[Start Data to use]

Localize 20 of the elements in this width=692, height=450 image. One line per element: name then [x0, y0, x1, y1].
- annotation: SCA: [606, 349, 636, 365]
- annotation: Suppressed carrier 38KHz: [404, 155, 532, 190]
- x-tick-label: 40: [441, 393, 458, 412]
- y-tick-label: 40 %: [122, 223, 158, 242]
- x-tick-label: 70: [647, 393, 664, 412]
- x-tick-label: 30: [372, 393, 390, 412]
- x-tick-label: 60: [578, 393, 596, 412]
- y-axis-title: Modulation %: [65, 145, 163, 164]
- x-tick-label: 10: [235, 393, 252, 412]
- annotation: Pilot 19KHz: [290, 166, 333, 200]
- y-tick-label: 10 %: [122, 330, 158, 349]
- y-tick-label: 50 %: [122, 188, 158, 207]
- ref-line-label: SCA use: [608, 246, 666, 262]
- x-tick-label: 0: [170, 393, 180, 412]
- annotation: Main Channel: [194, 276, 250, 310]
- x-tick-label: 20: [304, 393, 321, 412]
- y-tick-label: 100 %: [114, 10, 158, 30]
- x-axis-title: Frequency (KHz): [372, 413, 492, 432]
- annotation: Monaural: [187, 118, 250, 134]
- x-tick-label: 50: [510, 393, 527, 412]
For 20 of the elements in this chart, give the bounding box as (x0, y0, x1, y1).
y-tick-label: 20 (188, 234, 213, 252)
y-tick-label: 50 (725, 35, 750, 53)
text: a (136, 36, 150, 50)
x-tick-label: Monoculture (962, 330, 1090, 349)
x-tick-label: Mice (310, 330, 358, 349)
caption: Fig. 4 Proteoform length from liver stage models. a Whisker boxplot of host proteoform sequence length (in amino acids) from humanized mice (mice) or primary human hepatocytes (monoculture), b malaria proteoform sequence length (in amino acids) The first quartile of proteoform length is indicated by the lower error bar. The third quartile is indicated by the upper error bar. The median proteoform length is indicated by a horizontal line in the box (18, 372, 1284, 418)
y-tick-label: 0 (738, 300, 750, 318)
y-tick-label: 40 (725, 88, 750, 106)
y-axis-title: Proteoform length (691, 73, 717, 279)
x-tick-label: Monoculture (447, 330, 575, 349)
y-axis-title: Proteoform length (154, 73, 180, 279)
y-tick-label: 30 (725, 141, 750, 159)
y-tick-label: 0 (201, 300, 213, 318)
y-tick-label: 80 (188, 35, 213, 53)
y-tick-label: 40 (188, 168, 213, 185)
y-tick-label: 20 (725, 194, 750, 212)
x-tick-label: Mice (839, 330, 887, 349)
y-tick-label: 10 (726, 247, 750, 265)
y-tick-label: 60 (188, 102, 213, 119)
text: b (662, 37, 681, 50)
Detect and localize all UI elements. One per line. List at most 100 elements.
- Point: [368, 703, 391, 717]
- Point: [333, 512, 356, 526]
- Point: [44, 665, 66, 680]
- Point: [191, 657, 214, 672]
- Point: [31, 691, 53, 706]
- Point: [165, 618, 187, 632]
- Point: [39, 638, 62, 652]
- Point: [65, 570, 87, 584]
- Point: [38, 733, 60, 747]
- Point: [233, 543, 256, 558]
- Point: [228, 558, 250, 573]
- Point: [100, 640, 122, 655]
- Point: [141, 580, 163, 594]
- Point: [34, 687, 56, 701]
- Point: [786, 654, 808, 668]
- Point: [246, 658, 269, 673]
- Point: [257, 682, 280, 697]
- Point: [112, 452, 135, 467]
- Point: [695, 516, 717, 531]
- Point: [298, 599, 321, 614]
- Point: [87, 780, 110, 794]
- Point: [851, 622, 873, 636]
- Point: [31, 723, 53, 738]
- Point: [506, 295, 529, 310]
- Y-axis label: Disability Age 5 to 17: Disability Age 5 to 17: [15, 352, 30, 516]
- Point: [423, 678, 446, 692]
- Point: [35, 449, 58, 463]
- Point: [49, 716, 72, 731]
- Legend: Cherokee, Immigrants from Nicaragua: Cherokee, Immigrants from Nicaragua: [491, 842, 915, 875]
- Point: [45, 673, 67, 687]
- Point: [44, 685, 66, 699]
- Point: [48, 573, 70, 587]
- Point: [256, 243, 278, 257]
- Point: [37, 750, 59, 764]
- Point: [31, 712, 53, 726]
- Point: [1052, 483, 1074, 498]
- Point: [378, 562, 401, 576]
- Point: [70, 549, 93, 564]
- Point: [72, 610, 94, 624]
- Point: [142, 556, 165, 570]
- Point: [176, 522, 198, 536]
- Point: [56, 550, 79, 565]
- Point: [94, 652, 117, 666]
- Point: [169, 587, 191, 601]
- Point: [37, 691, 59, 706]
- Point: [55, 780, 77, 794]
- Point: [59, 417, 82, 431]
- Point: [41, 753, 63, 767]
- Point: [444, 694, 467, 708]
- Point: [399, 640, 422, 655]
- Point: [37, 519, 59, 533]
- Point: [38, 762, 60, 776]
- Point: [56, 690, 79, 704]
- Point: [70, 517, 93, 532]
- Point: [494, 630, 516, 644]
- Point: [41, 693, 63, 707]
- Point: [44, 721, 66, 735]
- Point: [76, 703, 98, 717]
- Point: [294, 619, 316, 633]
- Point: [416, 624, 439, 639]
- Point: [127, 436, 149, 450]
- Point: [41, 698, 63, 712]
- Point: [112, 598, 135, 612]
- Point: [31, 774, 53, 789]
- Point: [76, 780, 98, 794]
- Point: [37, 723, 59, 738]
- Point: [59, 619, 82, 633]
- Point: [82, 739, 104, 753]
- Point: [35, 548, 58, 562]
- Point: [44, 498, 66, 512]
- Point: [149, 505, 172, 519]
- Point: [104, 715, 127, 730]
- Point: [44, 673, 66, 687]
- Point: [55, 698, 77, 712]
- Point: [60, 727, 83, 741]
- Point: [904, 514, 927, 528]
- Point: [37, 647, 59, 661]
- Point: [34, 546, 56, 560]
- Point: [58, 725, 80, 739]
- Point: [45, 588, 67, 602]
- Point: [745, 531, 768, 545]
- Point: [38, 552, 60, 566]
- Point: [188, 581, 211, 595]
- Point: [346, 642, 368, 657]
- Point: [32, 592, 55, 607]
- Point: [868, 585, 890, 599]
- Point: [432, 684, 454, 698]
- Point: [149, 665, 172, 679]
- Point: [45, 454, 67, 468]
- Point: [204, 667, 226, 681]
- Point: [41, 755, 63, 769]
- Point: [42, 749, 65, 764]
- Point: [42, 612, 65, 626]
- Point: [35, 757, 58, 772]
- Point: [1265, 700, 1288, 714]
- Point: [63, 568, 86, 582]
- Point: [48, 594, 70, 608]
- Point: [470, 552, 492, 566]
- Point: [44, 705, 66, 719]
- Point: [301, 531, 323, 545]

[End Data to use]
[Start Data to use]

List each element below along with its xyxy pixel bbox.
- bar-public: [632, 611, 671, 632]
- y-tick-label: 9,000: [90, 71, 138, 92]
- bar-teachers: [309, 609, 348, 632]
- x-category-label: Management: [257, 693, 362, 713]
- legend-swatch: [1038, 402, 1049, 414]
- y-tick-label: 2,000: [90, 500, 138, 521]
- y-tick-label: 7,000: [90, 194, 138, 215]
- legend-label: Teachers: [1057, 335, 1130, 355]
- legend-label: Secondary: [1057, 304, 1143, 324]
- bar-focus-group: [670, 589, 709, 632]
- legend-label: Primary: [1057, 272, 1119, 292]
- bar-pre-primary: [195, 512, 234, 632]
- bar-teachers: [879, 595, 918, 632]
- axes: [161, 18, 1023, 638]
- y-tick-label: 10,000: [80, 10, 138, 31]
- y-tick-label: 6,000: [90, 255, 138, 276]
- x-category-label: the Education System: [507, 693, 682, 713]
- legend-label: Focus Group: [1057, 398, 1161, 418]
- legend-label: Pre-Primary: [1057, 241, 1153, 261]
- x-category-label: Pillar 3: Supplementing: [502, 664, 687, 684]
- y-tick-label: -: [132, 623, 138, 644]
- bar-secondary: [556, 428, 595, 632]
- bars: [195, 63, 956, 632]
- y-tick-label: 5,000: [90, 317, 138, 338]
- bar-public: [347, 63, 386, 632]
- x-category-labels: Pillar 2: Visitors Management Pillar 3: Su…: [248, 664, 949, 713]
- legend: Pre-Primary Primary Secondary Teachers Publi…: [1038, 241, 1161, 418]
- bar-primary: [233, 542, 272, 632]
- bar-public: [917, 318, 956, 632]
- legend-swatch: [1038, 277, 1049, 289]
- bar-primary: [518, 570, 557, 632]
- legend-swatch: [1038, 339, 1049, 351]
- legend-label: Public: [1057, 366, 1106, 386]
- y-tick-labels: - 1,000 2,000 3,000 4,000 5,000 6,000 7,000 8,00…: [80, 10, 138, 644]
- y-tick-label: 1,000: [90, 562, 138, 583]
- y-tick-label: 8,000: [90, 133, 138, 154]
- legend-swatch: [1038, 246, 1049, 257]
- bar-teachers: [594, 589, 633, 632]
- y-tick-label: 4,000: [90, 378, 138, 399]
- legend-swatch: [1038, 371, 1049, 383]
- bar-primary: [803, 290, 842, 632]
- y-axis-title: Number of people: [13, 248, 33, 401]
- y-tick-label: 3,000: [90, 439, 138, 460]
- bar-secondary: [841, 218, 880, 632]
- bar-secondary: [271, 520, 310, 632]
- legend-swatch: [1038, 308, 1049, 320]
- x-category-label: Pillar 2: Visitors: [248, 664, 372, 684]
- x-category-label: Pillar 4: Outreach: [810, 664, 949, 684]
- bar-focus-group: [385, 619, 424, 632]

[End Data to use]

- **Aim**:
Show every line of the entries above that contains the word "category", treating uppercase and lowercase letters as different.

- **Exercise output**:
- x-category-label: Management: [257, 693, 362, 713]
- x-category-label: the Education System: [507, 693, 682, 713]
- x-category-label: Pillar 3: Supplementing: [502, 664, 687, 684]
- x-category-labels: Pillar 2: Visitors Management Pillar 3: Su…: [248, 664, 949, 713]
- x-category-label: Pillar 2: Visitors: [248, 664, 372, 684]
- x-category-label: Pillar 4: Outreach: [810, 664, 949, 684]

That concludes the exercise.